STORED ROWS:

-------------------------

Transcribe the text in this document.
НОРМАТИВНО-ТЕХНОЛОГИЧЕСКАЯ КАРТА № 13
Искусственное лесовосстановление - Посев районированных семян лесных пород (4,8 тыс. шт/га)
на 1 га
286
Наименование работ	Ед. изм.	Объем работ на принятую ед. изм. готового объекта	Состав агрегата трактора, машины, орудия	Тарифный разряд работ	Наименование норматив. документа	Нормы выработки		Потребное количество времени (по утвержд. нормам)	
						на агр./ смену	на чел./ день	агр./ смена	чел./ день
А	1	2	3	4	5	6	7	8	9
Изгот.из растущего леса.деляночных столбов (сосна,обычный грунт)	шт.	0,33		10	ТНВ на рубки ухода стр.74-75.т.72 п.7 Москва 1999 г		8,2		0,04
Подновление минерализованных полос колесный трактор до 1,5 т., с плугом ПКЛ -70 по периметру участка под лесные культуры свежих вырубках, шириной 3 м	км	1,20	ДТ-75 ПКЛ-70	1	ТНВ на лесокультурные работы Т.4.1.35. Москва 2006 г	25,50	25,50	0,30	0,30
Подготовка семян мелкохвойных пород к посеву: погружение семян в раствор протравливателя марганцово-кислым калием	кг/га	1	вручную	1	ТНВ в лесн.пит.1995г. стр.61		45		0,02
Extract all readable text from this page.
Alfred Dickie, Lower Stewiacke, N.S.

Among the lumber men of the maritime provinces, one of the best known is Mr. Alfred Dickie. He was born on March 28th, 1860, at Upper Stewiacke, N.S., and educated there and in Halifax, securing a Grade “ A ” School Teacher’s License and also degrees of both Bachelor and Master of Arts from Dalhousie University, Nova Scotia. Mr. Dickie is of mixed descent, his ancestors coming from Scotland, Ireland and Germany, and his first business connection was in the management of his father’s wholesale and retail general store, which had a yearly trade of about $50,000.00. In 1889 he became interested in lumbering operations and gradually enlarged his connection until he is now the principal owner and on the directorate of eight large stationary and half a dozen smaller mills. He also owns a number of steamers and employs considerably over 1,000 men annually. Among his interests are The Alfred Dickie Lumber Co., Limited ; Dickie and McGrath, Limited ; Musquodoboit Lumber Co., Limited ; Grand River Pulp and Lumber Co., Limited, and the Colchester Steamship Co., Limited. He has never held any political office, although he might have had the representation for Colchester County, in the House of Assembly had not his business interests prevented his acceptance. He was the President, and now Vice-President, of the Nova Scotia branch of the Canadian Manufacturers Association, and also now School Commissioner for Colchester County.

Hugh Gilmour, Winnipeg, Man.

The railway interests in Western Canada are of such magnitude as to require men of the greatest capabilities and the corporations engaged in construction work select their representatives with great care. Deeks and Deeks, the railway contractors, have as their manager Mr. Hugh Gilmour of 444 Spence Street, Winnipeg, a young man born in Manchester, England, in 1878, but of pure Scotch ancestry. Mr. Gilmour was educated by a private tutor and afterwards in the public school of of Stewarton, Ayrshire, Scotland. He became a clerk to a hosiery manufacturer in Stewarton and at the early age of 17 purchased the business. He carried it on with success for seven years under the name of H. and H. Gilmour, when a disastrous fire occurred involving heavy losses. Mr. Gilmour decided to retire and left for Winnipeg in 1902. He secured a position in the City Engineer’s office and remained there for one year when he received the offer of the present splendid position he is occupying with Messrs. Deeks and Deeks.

-------------------------

WHAT TO PRODUCE:
In the listing above, find the lines holding the word "семян" and copy them.

RESPONSE TO THIS EXERCISE:
Искусственное лесовосстановление - Посев районированных семян лесных пород (4,8 тыс. шт/га)
Подготовка семян мелкохвойных пород к посеву: погружение семян в раствор протравливателя марганцово-кислым калием	кг/га	1	вручную	1	ТНВ в лесн.пит.1995г. стр.61		45		0,02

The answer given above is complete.